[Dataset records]
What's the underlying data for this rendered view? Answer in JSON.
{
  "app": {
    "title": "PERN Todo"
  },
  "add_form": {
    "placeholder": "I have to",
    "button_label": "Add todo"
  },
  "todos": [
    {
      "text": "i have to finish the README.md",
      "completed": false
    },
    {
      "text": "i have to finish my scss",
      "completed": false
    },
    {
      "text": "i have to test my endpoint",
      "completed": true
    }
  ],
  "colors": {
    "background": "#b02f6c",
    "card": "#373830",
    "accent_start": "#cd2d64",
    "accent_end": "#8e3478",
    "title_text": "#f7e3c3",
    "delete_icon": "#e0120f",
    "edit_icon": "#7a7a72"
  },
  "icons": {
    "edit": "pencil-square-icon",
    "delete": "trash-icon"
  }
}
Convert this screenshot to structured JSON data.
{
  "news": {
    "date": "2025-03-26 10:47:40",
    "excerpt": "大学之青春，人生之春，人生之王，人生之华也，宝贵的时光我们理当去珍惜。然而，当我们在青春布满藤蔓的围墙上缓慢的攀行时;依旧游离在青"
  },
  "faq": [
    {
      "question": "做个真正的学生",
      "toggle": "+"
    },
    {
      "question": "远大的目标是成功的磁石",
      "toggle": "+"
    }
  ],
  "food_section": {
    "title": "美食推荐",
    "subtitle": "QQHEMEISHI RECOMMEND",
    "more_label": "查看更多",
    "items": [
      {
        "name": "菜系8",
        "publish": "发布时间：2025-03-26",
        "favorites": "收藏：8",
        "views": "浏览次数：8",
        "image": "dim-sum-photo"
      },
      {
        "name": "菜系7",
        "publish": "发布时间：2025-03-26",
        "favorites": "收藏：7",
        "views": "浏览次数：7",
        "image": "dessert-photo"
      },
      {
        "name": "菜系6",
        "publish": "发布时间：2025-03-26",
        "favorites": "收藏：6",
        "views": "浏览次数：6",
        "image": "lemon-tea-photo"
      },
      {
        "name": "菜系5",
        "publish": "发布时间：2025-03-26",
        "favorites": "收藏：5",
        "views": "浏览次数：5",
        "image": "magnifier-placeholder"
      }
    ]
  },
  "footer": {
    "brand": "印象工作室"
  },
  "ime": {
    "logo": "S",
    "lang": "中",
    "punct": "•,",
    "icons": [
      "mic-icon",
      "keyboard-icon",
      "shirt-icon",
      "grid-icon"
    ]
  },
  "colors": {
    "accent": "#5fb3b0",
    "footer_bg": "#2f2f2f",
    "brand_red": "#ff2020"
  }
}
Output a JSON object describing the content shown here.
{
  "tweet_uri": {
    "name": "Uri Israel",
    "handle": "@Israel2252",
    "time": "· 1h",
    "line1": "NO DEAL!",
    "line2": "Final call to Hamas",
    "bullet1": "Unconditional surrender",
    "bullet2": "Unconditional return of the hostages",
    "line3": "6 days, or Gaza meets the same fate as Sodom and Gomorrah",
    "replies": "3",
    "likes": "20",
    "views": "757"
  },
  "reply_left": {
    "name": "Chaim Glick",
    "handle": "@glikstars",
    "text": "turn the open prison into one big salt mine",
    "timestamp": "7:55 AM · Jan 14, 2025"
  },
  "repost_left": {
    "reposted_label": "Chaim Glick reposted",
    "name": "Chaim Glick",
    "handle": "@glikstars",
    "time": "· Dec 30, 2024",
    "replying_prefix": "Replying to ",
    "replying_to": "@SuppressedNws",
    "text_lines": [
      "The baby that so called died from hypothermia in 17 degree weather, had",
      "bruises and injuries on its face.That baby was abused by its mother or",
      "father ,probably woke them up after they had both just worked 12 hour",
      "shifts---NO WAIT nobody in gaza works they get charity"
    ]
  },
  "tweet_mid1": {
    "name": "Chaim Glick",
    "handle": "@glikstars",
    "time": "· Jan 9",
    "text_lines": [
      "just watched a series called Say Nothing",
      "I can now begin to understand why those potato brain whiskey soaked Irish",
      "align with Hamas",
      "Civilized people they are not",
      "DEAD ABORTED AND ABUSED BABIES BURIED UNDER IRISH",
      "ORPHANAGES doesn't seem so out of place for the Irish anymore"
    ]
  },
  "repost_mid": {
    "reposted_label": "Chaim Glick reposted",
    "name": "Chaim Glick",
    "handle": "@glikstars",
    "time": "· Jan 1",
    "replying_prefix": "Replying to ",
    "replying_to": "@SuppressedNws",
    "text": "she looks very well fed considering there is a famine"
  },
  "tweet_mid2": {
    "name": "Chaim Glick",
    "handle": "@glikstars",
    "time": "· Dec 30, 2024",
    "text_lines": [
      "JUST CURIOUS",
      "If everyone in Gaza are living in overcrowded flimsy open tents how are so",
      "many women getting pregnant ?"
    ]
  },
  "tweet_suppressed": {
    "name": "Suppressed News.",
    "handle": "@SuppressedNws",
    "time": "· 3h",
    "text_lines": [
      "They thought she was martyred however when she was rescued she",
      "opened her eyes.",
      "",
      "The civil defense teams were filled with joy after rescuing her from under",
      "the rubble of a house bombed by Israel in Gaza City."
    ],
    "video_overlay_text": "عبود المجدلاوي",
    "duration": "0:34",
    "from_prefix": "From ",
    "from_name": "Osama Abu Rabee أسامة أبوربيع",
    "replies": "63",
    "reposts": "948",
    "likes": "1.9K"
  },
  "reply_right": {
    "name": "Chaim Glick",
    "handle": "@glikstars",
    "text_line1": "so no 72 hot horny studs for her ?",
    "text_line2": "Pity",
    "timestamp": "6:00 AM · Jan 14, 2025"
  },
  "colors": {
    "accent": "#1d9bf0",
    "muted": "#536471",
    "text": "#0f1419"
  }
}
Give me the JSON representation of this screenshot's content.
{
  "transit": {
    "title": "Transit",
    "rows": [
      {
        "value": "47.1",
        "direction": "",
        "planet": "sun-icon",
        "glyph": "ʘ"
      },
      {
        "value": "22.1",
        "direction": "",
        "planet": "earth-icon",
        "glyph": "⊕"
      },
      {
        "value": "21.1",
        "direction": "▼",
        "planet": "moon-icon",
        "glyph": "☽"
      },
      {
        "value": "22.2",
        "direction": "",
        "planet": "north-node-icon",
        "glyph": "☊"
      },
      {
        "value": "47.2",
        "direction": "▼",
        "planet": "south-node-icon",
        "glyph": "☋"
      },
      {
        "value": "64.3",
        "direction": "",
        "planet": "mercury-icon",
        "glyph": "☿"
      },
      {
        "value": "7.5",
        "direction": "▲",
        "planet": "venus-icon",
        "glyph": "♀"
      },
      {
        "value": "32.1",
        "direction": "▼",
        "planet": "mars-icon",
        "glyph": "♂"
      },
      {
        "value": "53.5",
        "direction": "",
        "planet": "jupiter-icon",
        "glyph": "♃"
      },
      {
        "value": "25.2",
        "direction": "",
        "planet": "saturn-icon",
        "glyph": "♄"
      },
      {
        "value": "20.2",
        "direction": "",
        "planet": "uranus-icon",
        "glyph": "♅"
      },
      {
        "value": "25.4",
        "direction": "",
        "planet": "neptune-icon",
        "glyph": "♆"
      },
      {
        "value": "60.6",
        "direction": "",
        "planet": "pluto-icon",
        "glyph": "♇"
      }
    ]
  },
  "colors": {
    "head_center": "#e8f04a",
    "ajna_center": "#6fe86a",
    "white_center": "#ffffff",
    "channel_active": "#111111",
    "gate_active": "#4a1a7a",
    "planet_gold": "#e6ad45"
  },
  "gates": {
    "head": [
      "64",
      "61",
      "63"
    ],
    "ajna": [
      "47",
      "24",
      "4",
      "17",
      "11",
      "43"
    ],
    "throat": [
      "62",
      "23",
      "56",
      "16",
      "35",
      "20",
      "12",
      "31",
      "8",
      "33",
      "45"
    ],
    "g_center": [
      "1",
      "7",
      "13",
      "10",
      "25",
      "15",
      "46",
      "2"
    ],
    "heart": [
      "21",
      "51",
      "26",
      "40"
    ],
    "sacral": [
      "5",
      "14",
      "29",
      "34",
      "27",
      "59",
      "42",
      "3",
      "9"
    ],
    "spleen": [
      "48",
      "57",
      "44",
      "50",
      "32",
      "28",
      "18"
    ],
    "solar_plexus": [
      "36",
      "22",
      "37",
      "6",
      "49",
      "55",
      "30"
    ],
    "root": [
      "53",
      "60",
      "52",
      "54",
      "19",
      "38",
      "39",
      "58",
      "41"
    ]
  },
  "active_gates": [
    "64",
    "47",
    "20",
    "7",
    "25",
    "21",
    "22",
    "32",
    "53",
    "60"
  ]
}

> **Your objective**
Look through the data and gather every line with the string "Hamas" in it.

> **Worked answer**
    "line2": "Final call to Hamas",
      "align with Hamas",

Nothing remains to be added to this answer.